> **EXERCISE**
Find the string "value" and gather every line that holds it.

□ □ □ □ □ □ □

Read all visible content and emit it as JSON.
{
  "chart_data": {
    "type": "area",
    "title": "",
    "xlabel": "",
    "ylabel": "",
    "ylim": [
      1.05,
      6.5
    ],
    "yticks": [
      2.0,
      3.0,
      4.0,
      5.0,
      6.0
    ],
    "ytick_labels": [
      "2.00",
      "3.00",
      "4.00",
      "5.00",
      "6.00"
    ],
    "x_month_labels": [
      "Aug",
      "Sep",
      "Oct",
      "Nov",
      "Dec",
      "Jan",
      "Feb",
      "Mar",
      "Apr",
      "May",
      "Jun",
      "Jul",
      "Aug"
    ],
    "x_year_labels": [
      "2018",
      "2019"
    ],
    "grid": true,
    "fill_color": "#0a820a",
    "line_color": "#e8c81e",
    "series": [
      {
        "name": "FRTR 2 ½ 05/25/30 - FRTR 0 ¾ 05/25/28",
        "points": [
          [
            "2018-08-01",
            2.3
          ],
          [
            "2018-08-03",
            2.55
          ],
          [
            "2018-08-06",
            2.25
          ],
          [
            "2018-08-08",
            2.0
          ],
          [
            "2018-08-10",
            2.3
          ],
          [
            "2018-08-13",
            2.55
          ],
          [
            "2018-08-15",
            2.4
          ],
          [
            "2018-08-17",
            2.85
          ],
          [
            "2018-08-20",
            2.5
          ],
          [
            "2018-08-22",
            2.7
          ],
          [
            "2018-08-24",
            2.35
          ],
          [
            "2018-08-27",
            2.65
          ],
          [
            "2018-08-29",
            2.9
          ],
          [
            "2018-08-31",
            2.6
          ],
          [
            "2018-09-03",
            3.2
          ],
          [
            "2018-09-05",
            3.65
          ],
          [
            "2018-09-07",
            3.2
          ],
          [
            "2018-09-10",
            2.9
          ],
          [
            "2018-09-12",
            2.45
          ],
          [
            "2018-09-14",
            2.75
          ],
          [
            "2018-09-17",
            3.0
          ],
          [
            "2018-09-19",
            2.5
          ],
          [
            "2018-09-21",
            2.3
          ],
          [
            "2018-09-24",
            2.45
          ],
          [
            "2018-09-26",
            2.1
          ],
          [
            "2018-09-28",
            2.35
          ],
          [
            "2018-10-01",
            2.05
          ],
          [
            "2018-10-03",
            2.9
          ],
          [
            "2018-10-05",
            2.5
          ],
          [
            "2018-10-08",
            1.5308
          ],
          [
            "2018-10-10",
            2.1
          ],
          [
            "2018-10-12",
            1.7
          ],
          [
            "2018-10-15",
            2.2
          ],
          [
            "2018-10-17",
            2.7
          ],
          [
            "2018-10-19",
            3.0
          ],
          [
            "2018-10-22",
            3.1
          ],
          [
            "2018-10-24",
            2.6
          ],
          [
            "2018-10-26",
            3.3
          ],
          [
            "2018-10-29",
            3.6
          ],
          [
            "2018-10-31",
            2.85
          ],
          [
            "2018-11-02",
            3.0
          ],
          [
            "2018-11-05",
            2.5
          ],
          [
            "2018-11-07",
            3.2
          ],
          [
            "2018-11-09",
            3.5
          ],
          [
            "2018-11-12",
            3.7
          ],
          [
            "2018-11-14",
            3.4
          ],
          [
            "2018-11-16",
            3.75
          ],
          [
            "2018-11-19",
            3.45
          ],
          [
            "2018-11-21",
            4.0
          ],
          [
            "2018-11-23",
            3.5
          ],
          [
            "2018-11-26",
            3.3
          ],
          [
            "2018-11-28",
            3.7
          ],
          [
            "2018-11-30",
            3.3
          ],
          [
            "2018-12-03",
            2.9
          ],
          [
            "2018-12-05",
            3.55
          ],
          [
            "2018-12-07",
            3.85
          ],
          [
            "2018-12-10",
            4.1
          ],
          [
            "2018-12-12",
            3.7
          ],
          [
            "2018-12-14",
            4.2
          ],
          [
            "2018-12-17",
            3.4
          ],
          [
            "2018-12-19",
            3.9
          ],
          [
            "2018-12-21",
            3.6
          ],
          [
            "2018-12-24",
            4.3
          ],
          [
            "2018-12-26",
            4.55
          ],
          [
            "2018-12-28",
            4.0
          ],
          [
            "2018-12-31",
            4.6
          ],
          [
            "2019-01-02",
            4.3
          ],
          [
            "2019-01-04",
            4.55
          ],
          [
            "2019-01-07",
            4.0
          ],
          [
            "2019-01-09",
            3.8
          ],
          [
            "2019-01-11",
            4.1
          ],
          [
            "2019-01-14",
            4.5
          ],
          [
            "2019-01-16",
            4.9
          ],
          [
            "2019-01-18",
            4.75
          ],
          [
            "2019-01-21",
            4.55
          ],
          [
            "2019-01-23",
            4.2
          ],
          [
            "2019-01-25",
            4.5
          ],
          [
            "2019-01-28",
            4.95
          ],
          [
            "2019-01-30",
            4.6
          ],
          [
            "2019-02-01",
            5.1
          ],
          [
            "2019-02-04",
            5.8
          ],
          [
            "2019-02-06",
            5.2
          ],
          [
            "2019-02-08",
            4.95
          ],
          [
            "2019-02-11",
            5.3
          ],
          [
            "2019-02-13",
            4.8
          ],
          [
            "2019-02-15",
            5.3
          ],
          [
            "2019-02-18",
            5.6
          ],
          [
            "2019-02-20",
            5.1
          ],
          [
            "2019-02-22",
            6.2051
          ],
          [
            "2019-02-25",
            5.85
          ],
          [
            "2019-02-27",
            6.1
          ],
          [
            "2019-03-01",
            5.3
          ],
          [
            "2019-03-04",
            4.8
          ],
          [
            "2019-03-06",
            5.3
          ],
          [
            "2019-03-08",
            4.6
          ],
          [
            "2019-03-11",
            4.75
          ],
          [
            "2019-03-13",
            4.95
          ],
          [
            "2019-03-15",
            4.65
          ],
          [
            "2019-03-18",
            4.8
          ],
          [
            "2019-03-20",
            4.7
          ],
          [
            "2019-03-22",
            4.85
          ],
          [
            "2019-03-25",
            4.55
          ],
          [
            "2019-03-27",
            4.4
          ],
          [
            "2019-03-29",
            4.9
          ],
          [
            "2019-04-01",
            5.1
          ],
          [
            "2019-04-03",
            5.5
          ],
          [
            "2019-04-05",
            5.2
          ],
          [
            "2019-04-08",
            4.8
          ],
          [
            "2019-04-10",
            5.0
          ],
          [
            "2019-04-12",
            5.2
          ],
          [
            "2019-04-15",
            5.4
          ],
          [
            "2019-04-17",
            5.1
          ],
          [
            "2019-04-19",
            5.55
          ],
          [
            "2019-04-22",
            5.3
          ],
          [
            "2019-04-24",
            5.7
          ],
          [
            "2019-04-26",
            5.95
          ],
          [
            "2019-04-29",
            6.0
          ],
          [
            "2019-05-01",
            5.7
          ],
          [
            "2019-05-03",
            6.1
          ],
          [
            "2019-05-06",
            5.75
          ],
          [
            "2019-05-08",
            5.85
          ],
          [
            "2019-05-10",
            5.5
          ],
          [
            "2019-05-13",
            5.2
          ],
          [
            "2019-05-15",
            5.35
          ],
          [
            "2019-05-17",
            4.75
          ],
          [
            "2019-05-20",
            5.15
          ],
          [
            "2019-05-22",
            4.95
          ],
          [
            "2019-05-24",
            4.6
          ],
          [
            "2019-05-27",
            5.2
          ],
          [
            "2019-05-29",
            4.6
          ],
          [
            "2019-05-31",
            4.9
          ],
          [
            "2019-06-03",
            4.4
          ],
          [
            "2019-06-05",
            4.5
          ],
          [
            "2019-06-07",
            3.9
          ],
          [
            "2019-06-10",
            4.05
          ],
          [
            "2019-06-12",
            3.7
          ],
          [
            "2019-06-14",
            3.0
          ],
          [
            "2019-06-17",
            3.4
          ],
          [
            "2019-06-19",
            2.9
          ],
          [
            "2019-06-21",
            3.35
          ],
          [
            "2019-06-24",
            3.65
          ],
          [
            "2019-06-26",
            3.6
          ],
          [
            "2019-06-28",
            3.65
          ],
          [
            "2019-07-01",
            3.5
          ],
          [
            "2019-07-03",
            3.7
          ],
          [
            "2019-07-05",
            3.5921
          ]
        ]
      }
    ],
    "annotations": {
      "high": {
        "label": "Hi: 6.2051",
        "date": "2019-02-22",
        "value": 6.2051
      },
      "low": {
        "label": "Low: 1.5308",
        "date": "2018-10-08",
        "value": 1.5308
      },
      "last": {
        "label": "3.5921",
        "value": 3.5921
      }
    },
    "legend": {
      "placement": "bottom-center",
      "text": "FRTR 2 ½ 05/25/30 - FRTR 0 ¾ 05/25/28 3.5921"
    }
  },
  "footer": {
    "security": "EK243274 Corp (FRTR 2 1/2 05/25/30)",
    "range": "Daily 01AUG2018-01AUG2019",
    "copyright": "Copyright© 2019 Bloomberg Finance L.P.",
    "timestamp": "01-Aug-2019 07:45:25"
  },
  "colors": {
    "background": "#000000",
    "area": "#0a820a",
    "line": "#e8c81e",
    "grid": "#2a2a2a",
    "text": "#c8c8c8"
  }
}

□ □ □ □ □ □ □

> **EXPECTED ANSWER**
        "value": 6.2051
        "value": 1.5308
        "value": 3.5921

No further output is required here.